◆ **What to work on**:
All of the lines below are to be transcribed faithfully, with pictures excluded from the copy.

═══ Supplied entries

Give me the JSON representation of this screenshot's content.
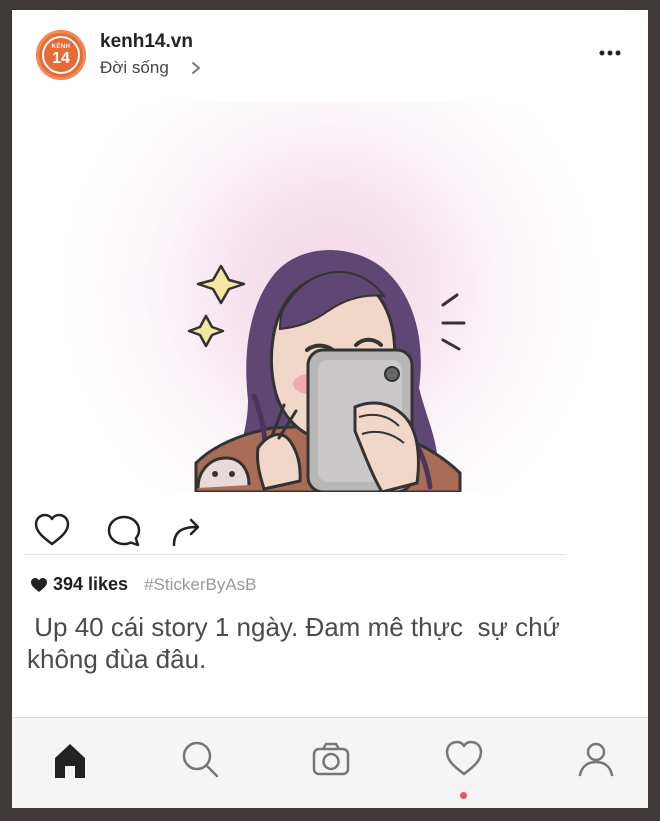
{
  "header": {
    "avatar_line1": "KÊNH",
    "avatar_line2": "14",
    "account_name": "kenh14.vn",
    "subtitle": "Đời sống",
    "icons": {
      "chevron": "chevron-right-icon",
      "more": "more-options-icon"
    }
  },
  "post": {
    "action_icons": [
      "heart-outline-icon",
      "comment-icon",
      "share-icon"
    ],
    "likes_count": "394 likes",
    "hashtag": "#StickerByAsB",
    "caption": " Up 40 cái story 1 ngày. Đam mê thực  sự chứ\nkhông đùa đâu."
  },
  "bottom_nav": {
    "items": [
      {
        "icon": "home-icon",
        "active": true
      },
      {
        "icon": "search-icon",
        "active": false
      },
      {
        "icon": "camera-icon",
        "active": false
      },
      {
        "icon": "heart-icon",
        "active": false
      },
      {
        "icon": "profile-icon",
        "active": false
      }
    ]
  },
  "colors": {
    "brand_orange": "#e86a37",
    "notification_dot": "#e1536b",
    "page_frame": "#3f3a37"
  }
}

══════

◆ **Answer in full**:
Give me the JSON representation of this screenshot's content.
{
  "header": {
    "avatar_line1": "KÊNH",
    "avatar_line2": "14",
    "account_name": "kenh14.vn",
    "subtitle": "Đời sống",
    "icons": {
      "chevron": "chevron-right-icon",
      "more": "more-options-icon"
    }
  },
  "post": {
    "action_icons": [
      "heart-outline-icon",
      "comment-icon",
      "share-icon"
    ],
    "likes_count": "394 likes",
    "hashtag": "#StickerByAsB",
    "caption": " Up 40 cái story 1 ngày. Đam mê thực  sự chứ\nkhông đùa đâu."
  },
  "bottom_nav": {
    "items": [
      {
        "icon": "home-icon",
        "active": true
      },
      {
        "icon": "search-icon",
        "active": false
      },
      {
        "icon": "camera-icon",
        "active": false
      },
      {
        "icon": "heart-icon",
        "active": false
      },
      {
        "icon": "profile-icon",
        "active": false
      }
    ]
  },
  "colors": {
    "brand_orange": "#e86a37",
    "notification_dot": "#e1536b",
    "page_frame": "#3f3a37"
  }
}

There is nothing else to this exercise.